Data records:

********

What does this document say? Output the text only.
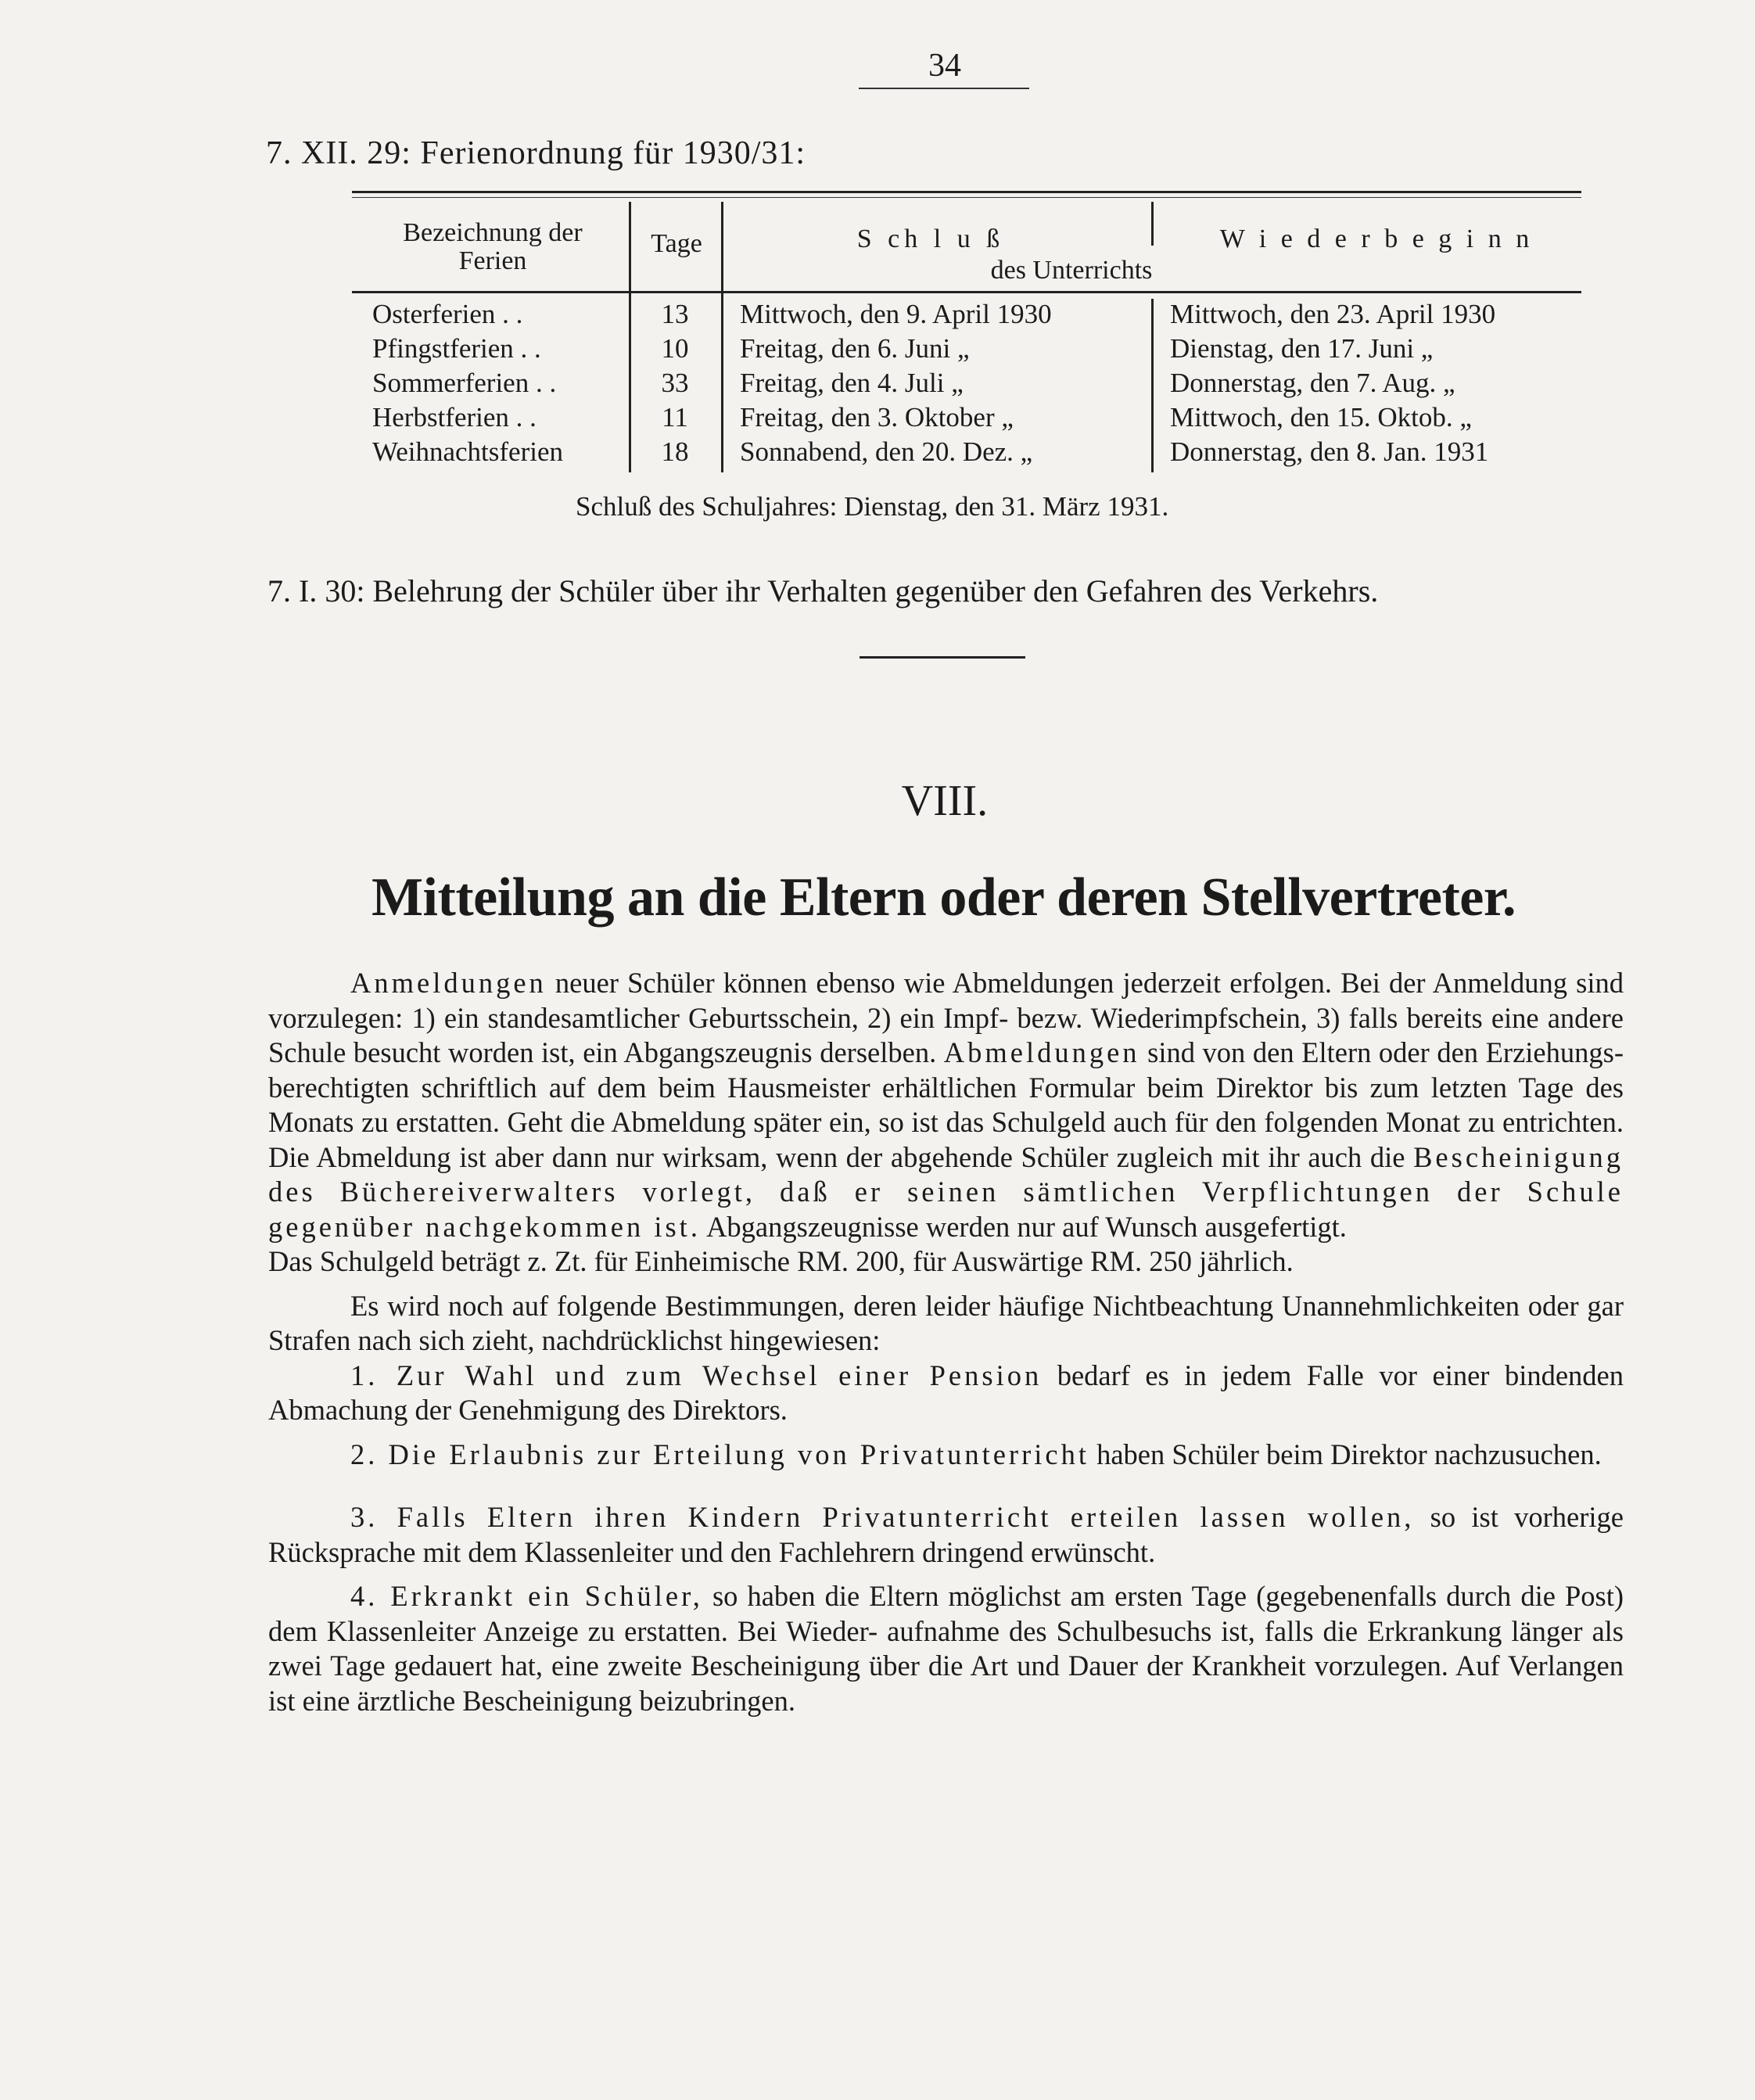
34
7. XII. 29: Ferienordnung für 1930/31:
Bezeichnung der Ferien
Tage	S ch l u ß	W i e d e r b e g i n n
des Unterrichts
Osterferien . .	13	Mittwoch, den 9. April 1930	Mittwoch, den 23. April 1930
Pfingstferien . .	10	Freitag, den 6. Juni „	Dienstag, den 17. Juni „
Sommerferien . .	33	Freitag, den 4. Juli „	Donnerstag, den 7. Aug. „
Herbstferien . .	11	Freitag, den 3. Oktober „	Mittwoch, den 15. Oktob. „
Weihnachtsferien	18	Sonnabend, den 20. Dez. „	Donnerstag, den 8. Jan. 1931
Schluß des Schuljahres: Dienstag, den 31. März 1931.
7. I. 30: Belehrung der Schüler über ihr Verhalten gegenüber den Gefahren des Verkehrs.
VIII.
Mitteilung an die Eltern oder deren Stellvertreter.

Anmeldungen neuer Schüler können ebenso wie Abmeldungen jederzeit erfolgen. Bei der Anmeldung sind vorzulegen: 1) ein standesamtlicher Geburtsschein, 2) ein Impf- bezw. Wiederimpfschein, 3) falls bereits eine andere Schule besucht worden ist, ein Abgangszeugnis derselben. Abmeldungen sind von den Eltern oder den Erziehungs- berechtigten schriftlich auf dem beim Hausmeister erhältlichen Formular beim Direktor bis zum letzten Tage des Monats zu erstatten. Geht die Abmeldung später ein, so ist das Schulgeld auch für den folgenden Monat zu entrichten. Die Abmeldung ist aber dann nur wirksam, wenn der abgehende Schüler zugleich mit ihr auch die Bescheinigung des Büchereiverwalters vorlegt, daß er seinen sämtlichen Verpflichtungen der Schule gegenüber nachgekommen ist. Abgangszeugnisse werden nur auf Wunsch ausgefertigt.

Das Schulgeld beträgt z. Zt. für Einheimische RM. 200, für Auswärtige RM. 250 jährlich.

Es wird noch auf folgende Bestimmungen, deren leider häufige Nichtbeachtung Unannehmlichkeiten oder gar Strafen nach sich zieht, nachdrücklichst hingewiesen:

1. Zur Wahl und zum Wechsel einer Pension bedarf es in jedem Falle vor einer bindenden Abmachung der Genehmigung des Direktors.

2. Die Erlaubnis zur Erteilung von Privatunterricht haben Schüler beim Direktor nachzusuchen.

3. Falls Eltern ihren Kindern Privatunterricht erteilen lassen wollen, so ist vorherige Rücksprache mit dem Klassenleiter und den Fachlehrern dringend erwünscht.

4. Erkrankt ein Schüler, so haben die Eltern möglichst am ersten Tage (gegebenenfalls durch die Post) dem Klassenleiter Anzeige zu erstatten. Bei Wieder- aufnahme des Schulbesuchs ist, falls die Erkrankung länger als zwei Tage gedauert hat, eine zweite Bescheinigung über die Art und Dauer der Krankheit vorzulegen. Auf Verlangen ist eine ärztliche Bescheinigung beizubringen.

********

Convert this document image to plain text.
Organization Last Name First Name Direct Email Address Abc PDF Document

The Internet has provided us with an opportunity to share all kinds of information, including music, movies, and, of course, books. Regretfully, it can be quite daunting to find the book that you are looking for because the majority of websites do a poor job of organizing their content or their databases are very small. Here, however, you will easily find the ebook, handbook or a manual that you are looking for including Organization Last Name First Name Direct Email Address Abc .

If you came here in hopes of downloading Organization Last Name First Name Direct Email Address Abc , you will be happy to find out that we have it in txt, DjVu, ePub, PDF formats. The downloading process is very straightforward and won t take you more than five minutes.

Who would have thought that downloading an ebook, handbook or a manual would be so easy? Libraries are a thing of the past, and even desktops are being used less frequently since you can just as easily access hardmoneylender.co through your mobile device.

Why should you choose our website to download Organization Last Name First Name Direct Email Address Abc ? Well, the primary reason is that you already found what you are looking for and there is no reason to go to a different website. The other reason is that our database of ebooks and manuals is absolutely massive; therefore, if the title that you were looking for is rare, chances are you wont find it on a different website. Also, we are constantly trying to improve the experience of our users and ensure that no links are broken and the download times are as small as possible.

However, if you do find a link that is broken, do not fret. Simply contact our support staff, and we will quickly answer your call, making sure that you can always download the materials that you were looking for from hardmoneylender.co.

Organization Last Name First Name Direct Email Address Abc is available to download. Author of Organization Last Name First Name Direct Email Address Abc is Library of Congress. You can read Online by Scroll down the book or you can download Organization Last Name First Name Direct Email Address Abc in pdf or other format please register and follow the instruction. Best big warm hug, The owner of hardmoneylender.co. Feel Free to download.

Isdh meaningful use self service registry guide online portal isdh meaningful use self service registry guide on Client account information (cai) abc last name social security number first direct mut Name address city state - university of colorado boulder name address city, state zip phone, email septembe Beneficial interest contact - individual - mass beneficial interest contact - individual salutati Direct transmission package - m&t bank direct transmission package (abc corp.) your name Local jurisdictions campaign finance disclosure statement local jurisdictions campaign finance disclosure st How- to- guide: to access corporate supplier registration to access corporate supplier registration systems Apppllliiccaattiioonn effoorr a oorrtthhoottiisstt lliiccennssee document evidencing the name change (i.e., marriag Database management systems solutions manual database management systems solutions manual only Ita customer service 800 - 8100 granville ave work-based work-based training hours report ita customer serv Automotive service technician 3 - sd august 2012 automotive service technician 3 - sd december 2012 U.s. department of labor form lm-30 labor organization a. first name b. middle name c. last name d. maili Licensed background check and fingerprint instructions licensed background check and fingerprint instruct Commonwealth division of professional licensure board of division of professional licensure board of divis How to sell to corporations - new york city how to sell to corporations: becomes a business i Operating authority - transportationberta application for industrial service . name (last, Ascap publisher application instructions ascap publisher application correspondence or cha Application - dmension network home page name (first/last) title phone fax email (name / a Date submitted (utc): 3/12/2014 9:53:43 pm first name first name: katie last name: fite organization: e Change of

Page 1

********

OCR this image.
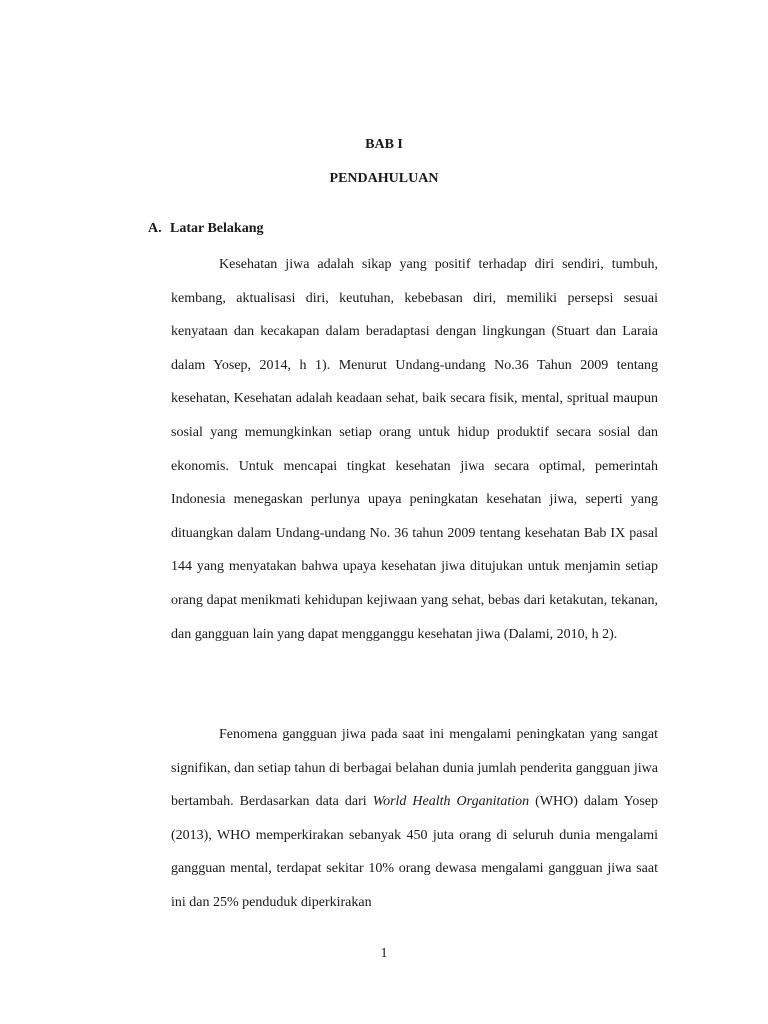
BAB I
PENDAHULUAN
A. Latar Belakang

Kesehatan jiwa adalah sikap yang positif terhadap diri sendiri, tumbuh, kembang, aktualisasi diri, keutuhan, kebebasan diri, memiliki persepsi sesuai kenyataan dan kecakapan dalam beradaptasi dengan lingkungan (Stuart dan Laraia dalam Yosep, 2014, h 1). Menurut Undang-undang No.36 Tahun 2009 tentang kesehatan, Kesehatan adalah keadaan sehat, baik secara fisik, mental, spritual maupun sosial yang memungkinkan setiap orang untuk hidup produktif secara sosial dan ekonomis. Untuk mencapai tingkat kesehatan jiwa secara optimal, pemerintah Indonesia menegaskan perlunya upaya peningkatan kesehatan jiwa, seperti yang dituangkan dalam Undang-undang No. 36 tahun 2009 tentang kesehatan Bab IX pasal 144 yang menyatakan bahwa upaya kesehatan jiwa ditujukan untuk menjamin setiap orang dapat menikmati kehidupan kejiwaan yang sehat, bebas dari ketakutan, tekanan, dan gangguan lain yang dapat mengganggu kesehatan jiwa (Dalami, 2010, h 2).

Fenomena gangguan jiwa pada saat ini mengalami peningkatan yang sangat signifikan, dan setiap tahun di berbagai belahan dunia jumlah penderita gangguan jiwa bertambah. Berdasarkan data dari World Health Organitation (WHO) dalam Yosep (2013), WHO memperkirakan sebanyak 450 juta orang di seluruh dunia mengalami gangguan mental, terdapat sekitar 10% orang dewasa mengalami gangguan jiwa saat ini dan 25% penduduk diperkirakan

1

********

*WHAT TO PRODUCE:* Report back each line of the entries that holds the string "very".

*EXERCISE SOLUTION:*
The Internet has provided us with an opportunity to share all kinds of information, including music, movies, and, of course, books. Regretfully, it can be quite daunting to find the book that you are looking for because the majority of websites do a poor job of organizing their content or their databases are very small. Here, however, you will easily find the ebook, handbook or a manual that you are looking for including Organization Last Name First Name Direct Email Address Abc .
If you came here in hopes of downloading Organization Last Name First Name Direct Email Address Abc , you will be happy to find out that we have it in txt, DjVu, ePub, PDF formats. The downloading process is very straightforward and won t take you more than five minutes.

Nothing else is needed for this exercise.